WHAT IS NEEDED: A verbatim copy of the records is required, with all pictures left out.
[Begin GIVEN ENTRIES]
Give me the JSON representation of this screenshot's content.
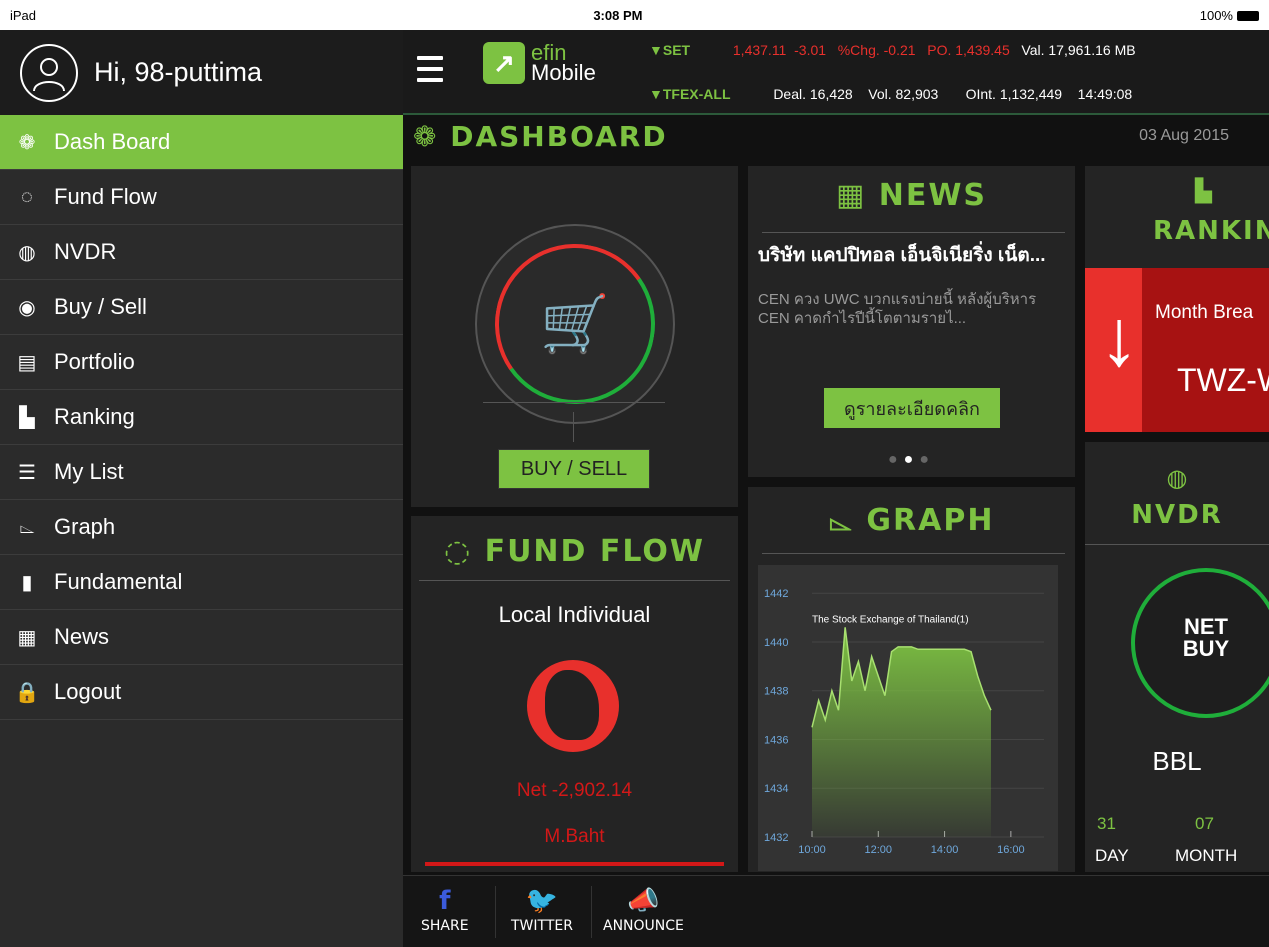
{
  "status": {
    "device": "iPad",
    "time": "3:08 PM",
    "battery": "100%"
  },
  "user": {
    "greeting": "Hi, 98-puttima"
  },
  "sidebar": {
    "items": [
      {
        "label": "Dash Board",
        "icon": "dashboard-icon"
      },
      {
        "label": "Fund Flow",
        "icon": "fund-flow-icon"
      },
      {
        "label": "NVDR",
        "icon": "globe-icon"
      },
      {
        "label": "Buy / Sell",
        "icon": "buy-sell-icon"
      },
      {
        "label": "Portfolio",
        "icon": "portfolio-icon"
      },
      {
        "label": "Ranking",
        "icon": "ranking-icon"
      },
      {
        "label": "My List",
        "icon": "list-icon"
      },
      {
        "label": "Graph",
        "icon": "graph-icon"
      },
      {
        "label": "Fundamental",
        "icon": "fundamental-icon"
      },
      {
        "label": "News",
        "icon": "news-icon"
      },
      {
        "label": "Logout",
        "icon": "lock-icon"
      }
    ]
  },
  "brand": {
    "line1": "efin",
    "line2": "Mobile"
  },
  "ticker": {
    "set": {
      "name": "SET",
      "index": "1,437.11",
      "change": "-3.01",
      "pct": "%Chg. -0.21",
      "po": "PO. 1,439.45",
      "val": "Val. 17,961.16 MB"
    },
    "tfex": {
      "name": "TFEX-ALL",
      "deal": "Deal. 16,428",
      "vol": "Vol. 82,903",
      "oint": "OInt. 1,132,449",
      "time": "14:49:08"
    }
  },
  "dashboard": {
    "title": "DASHBOARD",
    "date": "03 Aug 2015"
  },
  "buy_sell": {
    "button": "BUY / SELL"
  },
  "news": {
    "title": "NEWS",
    "headline": "บริษัท แคปปิทอล เอ็นจิเนียริ่ง เน็ต...",
    "body": "CEN ควง UWC บวกแรงบ่ายนี้ หลังผู้บริหาร CEN คาดกำไรปีนี้โตตามรายไ...",
    "button": "ดูรายละเอียดคลิก"
  },
  "ranking": {
    "title": "RANKING",
    "label": "Month Brea",
    "symbol": "TWZ-W"
  },
  "fund_flow": {
    "title": "FUND FLOW",
    "subtitle": "Local Individual",
    "net": "Net -2,902.14",
    "unit": "M.Baht"
  },
  "graph": {
    "title": "GRAPH",
    "chart_data": {
      "type": "area",
      "title": "The Stock Exchange of Thailand(1)",
      "xlabel": "",
      "ylabel": "",
      "x_ticks": [
        "10:00",
        "12:00",
        "14:00",
        "16:00"
      ],
      "y_ticks": [
        1432,
        1434,
        1436,
        1438,
        1440,
        1442
      ],
      "ylim": [
        1432,
        1442.5
      ],
      "xlim": [
        10.0,
        17.0
      ],
      "color": "#7dc242",
      "x": [
        10.0,
        10.2,
        10.4,
        10.6,
        10.8,
        11.0,
        11.2,
        11.4,
        11.6,
        11.8,
        12.0,
        12.2,
        12.4,
        12.6,
        12.8,
        13.0,
        13.2,
        13.4,
        13.6,
        13.8,
        14.0,
        14.2,
        14.4,
        14.6,
        14.8,
        15.0,
        15.2,
        15.4
      ],
      "y": [
        1436.5,
        1437.6,
        1436.8,
        1438.0,
        1437.2,
        1440.6,
        1438.4,
        1439.2,
        1438.0,
        1439.4,
        1438.6,
        1437.8,
        1439.6,
        1439.8,
        1439.8,
        1439.8,
        1439.7,
        1439.7,
        1439.7,
        1439.7,
        1439.7,
        1439.7,
        1439.7,
        1439.7,
        1439.6,
        1438.6,
        1437.8,
        1437.2
      ]
    }
  },
  "nvdr": {
    "title": "NVDR",
    "badge_line1": "NET",
    "badge_line2": "BUY",
    "symbol": "BBL",
    "day_value": "31",
    "month_value": "07",
    "day_label": "DAY",
    "month_label": "MONTH"
  },
  "bottom": {
    "share": "SHARE",
    "twitter": "TWITTER",
    "announce": "ANNOUNCE"
  },
  "colors": {
    "accent": "#7dc242",
    "negative": "#e8302c",
    "positive": "#1fae3a"
  }
}
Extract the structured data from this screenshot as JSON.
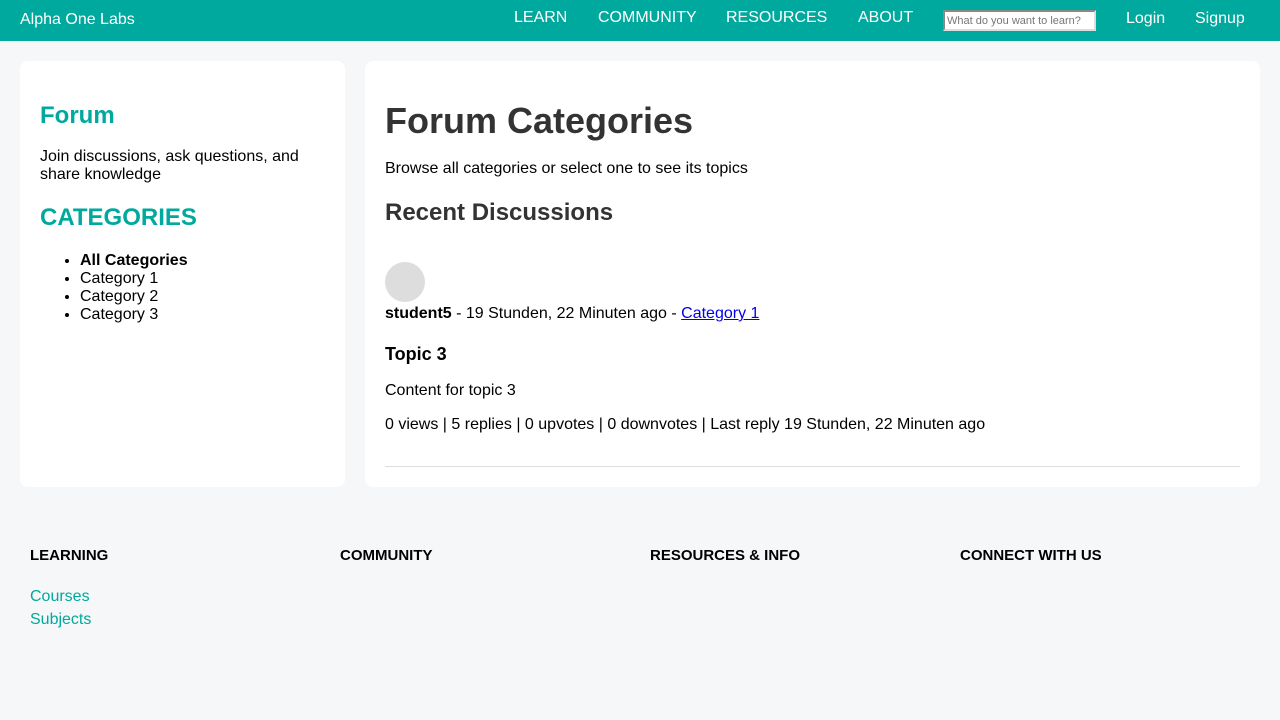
{
  "nav": {
    "brand": "Alpha One Labs",
    "links": [
      "LEARN",
      "COMMUNITY",
      "RESOURCES",
      "ABOUT"
    ],
    "search_placeholder": "What do you want to learn?",
    "login": "Login",
    "signup": "Signup"
  },
  "sidebar": {
    "title": "Forum",
    "description": "Join discussions, ask questions, and share knowledge",
    "categories_title": "CATEGORIES",
    "categories": [
      "All Categories",
      "Category 1",
      "Category 2",
      "Category 3"
    ]
  },
  "main": {
    "title": "Forum Categories",
    "subtitle": "Browse all categories or select one to see its topics",
    "recent_title": "Recent Discussions",
    "post": {
      "author": "student5",
      "time": " - 19 Stunden, 22 Minuten ago - ",
      "category": "Category 1",
      "title": "Topic 3",
      "content": "Content for topic 3",
      "stats": "0 views | 5 replies | 0 upvotes | 0 downvotes | Last reply 19 Stunden, 22 Minuten ago"
    }
  },
  "footer": {
    "columns": [
      {
        "heading": "LEARNING",
        "links": [
          "Courses",
          "Subjects"
        ]
      },
      {
        "heading": "COMMUNITY",
        "links": []
      },
      {
        "heading": "RESOURCES & INFO",
        "links": []
      },
      {
        "heading": "CONNECT WITH US",
        "links": []
      }
    ]
  },
  "colors": {
    "accent": "#00a99d",
    "background": "#f6f7f9",
    "card": "#ffffff",
    "heading": "#333333",
    "link": "#0000ee"
  }
}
[End GIVEN ENTRIES]
FINISHED EXERCISE:
Give me the JSON representation of this screenshot's content.
{
  "status": {
    "device": "iPad",
    "time": "3:08 PM",
    "battery": "100%"
  },
  "user": {
    "greeting": "Hi, 98-puttima"
  },
  "sidebar": {
    "items": [
      {
        "label": "Dash Board",
        "icon": "dashboard-icon"
      },
      {
        "label": "Fund Flow",
        "icon": "fund-flow-icon"
      },
      {
        "label": "NVDR",
        "icon": "globe-icon"
      },
      {
        "label": "Buy / Sell",
        "icon": "buy-sell-icon"
      },
      {
        "label": "Portfolio",
        "icon": "portfolio-icon"
      },
      {
        "label": "Ranking",
        "icon": "ranking-icon"
      },
      {
        "label": "My List",
        "icon": "list-icon"
      },
      {
        "label": "Graph",
        "icon": "graph-icon"
      },
      {
        "label": "Fundamental",
        "icon": "fundamental-icon"
      },
      {
        "label": "News",
        "icon": "news-icon"
      },
      {
        "label": "Logout",
        "icon": "lock-icon"
      }
    ]
  },
  "brand": {
    "line1": "efin",
    "line2": "Mobile"
  },
  "ticker": {
    "set": {
      "name": "SET",
      "index": "1,437.11",
      "change": "-3.01",
      "pct": "%Chg. -0.21",
      "po": "PO. 1,439.45",
      "val": "Val. 17,961.16 MB"
    },
    "tfex": {
      "name": "TFEX-ALL",
      "deal": "Deal. 16,428",
      "vol": "Vol. 82,903",
      "oint": "OInt. 1,132,449",
      "time": "14:49:08"
    }
  },
  "dashboard": {
    "title": "DASHBOARD",
    "date": "03 Aug 2015"
  },
  "buy_sell": {
    "button": "BUY / SELL"
  },
  "news": {
    "title": "NEWS",
    "headline": "บริษัท แคปปิทอล เอ็นจิเนียริ่ง เน็ต...",
    "body": "CEN ควง UWC บวกแรงบ่ายนี้ หลังผู้บริหาร CEN คาดกำไรปีนี้โตตามรายไ...",
    "button": "ดูรายละเอียดคลิก"
  },
  "ranking": {
    "title": "RANKING",
    "label": "Month Brea",
    "symbol": "TWZ-W"
  },
  "fund_flow": {
    "title": "FUND FLOW",
    "subtitle": "Local Individual",
    "net": "Net -2,902.14",
    "unit": "M.Baht"
  },
  "graph": {
    "title": "GRAPH",
    "chart_data": {
      "type": "area",
      "title": "The Stock Exchange of Thailand(1)",
      "xlabel": "",
      "ylabel": "",
      "x_ticks": [
        "10:00",
        "12:00",
        "14:00",
        "16:00"
      ],
      "y_ticks": [
        1432,
        1434,
        1436,
        1438,
        1440,
        1442
      ],
      "ylim": [
        1432,
        1442.5
      ],
      "xlim": [
        10.0,
        17.0
      ],
      "color": "#7dc242",
      "x": [
        10.0,
        10.2,
        10.4,
        10.6,
        10.8,
        11.0,
        11.2,
        11.4,
        11.6,
        11.8,
        12.0,
        12.2,
        12.4,
        12.6,
        12.8,
        13.0,
        13.2,
        13.4,
        13.6,
        13.8,
        14.0,
        14.2,
        14.4,
        14.6,
        14.8,
        15.0,
        15.2,
        15.4
      ],
      "y": [
        1436.5,
        1437.6,
        1436.8,
        1438.0,
        1437.2,
        1440.6,
        1438.4,
        1439.2,
        1438.0,
        1439.4,
        1438.6,
        1437.8,
        1439.6,
        1439.8,
        1439.8,
        1439.8,
        1439.7,
        1439.7,
        1439.7,
        1439.7,
        1439.7,
        1439.7,
        1439.7,
        1439.7,
        1439.6,
        1438.6,
        1437.8,
        1437.2
      ]
    }
  },
  "nvdr": {
    "title": "NVDR",
    "badge_line1": "NET",
    "badge_line2": "BUY",
    "symbol": "BBL",
    "day_value": "31",
    "month_value": "07",
    "day_label": "DAY",
    "month_label": "MONTH"
  },
  "bottom": {
    "share": "SHARE",
    "twitter": "TWITTER",
    "announce": "ANNOUNCE"
  },
  "colors": {
    "accent": "#7dc242",
    "negative": "#e8302c",
    "positive": "#1fae3a"
  }
}
Extract the structured data from this screenshot as JSON.
{
  "nav": {
    "brand": "Alpha One Labs",
    "links": [
      "LEARN",
      "COMMUNITY",
      "RESOURCES",
      "ABOUT"
    ],
    "search_placeholder": "What do you want to learn?",
    "login": "Login",
    "signup": "Signup"
  },
  "sidebar": {
    "title": "Forum",
    "description": "Join discussions, ask questions, and share knowledge",
    "categories_title": "CATEGORIES",
    "categories": [
      "All Categories",
      "Category 1",
      "Category 2",
      "Category 3"
    ]
  },
  "main": {
    "title": "Forum Categories",
    "subtitle": "Browse all categories or select one to see its topics",
    "recent_title": "Recent Discussions",
    "post": {
      "author": "student5",
      "time": " - 19 Stunden, 22 Minuten ago - ",
      "category": "Category 1",
      "title": "Topic 3",
      "content": "Content for topic 3",
      "stats": "0 views | 5 replies | 0 upvotes | 0 downvotes | Last reply 19 Stunden, 22 Minuten ago"
    }
  },
  "footer": {
    "columns": [
      {
        "heading": "LEARNING",
        "links": [
          "Courses",
          "Subjects"
        ]
      },
      {
        "heading": "COMMUNITY",
        "links": []
      },
      {
        "heading": "RESOURCES & INFO",
        "links": []
      },
      {
        "heading": "CONNECT WITH US",
        "links": []
      }
    ]
  },
  "colors": {
    "accent": "#00a99d",
    "background": "#f6f7f9",
    "card": "#ffffff",
    "heading": "#333333",
    "link": "#0000ee"
  }
}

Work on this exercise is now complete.